-- Records for the task start --

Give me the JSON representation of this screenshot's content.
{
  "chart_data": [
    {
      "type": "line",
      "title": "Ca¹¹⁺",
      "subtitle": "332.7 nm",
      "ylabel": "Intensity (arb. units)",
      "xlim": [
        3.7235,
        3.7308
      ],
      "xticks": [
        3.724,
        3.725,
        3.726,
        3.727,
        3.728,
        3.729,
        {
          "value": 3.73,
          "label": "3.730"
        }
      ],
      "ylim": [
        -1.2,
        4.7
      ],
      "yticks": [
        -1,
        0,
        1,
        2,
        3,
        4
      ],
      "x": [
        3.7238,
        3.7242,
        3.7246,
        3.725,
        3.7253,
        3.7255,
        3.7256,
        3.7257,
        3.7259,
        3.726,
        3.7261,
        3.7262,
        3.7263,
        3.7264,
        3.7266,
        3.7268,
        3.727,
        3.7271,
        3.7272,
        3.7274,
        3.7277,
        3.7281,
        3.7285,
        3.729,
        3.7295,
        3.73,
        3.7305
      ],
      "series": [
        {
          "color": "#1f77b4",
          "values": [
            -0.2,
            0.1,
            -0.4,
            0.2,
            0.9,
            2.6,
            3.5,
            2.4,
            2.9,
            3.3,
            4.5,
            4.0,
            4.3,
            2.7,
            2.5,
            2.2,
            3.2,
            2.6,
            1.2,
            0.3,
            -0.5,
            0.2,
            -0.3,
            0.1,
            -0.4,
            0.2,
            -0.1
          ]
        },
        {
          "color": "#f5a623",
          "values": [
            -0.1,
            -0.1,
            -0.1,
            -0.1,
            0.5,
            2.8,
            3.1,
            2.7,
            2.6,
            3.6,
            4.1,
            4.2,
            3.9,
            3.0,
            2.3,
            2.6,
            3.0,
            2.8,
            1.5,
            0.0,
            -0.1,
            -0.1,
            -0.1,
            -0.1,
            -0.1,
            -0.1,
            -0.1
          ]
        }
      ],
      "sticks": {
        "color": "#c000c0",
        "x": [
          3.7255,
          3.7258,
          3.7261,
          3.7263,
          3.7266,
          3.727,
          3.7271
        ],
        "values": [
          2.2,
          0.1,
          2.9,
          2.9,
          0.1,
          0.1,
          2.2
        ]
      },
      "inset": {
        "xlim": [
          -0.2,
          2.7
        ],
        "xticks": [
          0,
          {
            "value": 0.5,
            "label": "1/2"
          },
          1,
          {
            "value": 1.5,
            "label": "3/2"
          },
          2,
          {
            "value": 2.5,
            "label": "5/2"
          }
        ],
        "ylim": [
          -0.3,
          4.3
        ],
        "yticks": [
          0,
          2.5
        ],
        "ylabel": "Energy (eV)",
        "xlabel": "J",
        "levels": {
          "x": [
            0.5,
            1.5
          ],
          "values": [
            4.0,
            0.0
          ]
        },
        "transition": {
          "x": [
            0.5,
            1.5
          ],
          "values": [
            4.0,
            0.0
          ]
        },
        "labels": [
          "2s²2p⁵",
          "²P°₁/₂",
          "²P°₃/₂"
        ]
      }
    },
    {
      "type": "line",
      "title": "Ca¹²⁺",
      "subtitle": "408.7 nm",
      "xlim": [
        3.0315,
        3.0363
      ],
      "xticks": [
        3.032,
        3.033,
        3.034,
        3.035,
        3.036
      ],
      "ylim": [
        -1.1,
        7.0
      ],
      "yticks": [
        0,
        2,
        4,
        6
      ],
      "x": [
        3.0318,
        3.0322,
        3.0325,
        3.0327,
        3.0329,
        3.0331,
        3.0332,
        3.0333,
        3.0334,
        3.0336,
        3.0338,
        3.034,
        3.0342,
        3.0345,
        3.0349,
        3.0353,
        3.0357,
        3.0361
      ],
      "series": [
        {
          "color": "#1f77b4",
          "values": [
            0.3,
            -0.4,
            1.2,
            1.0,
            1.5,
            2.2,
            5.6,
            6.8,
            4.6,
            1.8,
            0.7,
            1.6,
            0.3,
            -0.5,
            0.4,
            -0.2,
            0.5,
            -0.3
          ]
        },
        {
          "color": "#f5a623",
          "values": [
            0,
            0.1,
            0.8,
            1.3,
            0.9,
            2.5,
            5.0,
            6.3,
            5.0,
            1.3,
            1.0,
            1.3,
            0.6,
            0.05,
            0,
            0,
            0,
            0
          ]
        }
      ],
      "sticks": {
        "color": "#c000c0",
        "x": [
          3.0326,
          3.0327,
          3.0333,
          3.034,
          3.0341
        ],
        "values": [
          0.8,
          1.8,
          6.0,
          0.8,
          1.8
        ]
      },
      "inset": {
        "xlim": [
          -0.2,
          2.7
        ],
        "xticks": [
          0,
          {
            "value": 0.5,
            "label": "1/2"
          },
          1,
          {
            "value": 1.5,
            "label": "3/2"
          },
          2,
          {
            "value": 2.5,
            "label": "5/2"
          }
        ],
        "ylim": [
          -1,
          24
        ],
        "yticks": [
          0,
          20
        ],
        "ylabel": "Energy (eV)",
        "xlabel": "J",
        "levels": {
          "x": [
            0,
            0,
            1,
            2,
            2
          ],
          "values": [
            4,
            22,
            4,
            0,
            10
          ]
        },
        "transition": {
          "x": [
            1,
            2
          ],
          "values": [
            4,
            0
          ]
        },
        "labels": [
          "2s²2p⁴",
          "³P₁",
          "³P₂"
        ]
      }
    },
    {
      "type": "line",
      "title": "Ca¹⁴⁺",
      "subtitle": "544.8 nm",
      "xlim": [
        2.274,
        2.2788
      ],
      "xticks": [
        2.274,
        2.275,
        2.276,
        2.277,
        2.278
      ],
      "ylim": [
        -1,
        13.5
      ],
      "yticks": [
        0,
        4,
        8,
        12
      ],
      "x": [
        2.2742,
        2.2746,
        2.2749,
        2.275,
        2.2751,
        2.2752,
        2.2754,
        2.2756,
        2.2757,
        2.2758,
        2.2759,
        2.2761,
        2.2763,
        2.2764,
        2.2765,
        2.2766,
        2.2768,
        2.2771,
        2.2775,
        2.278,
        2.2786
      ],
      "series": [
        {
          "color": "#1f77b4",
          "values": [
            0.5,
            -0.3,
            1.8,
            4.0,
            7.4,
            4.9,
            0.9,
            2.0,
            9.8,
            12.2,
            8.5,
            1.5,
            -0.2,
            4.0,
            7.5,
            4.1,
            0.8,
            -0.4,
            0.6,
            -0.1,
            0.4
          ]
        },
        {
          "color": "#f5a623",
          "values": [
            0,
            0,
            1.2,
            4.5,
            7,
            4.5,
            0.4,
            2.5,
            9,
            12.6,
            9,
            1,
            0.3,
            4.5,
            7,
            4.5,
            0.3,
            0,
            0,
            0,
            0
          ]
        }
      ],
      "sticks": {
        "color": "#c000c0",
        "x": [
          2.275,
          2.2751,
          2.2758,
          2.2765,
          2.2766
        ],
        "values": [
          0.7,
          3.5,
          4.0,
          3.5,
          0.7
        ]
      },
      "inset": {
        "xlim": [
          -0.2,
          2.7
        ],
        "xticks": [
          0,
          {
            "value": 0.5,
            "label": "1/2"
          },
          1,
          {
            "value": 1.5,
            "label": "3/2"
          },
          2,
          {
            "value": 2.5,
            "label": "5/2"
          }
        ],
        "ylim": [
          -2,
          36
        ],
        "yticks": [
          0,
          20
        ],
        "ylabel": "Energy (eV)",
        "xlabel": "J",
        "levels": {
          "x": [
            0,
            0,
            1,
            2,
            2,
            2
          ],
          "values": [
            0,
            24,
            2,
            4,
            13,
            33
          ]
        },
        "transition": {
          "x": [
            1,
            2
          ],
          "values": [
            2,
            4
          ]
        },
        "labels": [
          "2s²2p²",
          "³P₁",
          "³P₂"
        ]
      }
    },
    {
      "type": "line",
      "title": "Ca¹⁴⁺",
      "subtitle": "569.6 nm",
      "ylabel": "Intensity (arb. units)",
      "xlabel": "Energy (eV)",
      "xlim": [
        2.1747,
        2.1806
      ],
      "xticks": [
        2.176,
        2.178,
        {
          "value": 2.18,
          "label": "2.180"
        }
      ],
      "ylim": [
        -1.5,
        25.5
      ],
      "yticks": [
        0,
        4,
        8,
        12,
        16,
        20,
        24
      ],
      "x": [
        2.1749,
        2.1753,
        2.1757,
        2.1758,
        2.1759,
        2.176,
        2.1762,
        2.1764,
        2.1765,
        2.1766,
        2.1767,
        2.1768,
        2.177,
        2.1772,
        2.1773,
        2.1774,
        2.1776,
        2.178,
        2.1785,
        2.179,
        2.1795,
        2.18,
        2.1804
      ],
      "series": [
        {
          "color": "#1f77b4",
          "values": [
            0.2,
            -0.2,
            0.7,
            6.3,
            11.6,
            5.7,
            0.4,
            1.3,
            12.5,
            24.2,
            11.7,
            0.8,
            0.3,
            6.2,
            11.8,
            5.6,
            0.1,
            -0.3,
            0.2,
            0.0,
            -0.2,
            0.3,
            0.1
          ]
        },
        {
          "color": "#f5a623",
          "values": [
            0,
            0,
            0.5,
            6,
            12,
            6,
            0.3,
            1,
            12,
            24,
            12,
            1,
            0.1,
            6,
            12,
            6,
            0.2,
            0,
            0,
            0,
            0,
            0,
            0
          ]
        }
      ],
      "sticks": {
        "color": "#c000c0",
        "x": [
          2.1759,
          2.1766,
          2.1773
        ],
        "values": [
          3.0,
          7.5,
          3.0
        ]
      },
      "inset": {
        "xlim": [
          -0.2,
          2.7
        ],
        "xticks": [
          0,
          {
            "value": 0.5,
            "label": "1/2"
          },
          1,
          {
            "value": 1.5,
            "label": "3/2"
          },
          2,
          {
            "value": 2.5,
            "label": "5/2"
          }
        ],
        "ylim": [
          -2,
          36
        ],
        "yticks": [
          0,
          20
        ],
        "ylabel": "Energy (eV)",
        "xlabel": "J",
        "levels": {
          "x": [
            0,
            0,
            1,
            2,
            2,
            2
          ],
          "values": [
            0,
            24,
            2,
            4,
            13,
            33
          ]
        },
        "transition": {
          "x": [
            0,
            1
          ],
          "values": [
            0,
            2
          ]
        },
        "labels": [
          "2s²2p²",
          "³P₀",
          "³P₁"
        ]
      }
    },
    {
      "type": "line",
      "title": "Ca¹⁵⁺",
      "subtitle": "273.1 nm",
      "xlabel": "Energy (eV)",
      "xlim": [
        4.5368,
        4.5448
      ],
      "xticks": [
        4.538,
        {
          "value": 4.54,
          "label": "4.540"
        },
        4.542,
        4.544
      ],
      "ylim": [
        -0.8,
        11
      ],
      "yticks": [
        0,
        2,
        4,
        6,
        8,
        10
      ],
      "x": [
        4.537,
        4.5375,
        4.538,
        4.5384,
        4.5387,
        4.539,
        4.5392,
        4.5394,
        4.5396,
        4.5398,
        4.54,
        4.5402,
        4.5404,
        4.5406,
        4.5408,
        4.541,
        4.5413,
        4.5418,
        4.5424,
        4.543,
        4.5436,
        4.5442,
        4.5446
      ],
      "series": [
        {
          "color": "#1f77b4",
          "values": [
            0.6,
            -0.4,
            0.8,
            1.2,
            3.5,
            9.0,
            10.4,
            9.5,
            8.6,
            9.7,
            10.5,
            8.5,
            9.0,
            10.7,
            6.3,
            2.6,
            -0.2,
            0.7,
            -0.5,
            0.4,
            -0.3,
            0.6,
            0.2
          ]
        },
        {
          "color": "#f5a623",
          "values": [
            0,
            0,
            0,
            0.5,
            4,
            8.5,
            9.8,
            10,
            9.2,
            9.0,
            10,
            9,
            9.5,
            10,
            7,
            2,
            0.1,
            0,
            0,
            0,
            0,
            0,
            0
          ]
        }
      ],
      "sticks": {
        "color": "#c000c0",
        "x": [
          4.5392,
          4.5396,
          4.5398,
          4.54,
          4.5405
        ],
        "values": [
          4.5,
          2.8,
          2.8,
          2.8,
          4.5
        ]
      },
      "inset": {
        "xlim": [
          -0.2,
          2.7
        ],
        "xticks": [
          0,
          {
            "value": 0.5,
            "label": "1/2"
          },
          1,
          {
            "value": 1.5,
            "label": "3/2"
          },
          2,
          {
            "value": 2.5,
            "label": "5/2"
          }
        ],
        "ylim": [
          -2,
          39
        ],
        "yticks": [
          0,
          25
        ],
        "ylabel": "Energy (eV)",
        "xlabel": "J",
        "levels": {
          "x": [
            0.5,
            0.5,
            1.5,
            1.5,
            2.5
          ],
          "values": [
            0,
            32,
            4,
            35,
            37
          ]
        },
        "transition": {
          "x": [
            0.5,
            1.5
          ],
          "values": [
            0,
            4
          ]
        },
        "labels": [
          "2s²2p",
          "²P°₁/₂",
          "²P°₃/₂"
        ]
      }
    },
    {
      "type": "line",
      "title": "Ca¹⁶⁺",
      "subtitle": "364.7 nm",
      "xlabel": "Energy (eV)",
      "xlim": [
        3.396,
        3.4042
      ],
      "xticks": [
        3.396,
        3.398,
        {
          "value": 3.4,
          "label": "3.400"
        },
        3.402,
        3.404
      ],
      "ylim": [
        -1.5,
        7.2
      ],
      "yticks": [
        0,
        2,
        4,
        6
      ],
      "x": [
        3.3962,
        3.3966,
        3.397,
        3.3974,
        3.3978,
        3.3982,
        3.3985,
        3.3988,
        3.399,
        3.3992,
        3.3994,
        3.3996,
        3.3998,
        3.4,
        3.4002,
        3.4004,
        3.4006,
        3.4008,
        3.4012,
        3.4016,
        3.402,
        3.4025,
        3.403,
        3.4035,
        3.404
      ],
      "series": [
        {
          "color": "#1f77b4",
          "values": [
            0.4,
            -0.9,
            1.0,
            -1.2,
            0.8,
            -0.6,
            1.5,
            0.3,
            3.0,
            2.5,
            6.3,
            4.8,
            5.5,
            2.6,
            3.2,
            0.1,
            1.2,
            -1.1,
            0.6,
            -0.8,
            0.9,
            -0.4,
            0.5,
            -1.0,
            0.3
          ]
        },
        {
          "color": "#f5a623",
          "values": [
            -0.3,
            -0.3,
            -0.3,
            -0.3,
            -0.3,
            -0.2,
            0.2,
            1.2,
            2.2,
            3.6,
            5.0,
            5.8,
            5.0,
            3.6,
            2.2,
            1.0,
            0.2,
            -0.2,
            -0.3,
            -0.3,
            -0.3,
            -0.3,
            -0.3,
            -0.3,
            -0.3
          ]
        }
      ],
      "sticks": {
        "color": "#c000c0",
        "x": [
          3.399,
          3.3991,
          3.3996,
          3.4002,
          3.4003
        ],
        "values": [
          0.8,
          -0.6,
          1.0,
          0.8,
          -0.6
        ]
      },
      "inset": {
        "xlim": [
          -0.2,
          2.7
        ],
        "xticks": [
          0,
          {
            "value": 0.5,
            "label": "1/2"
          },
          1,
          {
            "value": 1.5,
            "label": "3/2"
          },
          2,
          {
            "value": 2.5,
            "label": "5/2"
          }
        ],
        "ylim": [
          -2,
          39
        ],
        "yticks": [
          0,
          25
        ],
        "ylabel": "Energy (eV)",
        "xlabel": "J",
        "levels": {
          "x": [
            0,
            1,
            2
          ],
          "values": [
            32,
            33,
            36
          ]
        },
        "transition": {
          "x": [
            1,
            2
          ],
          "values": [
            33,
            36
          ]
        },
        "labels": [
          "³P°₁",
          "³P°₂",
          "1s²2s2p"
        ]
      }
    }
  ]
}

-- Records for the task end --

Prompt:
Extract each line from the listing that holds the word "subtitle".

Completed task:
      "subtitle": "332.7 nm",
      "subtitle": "408.7 nm",
      "subtitle": "544.8 nm",
      "subtitle": "569.6 nm",
      "subtitle": "273.1 nm",
      "subtitle": "364.7 nm",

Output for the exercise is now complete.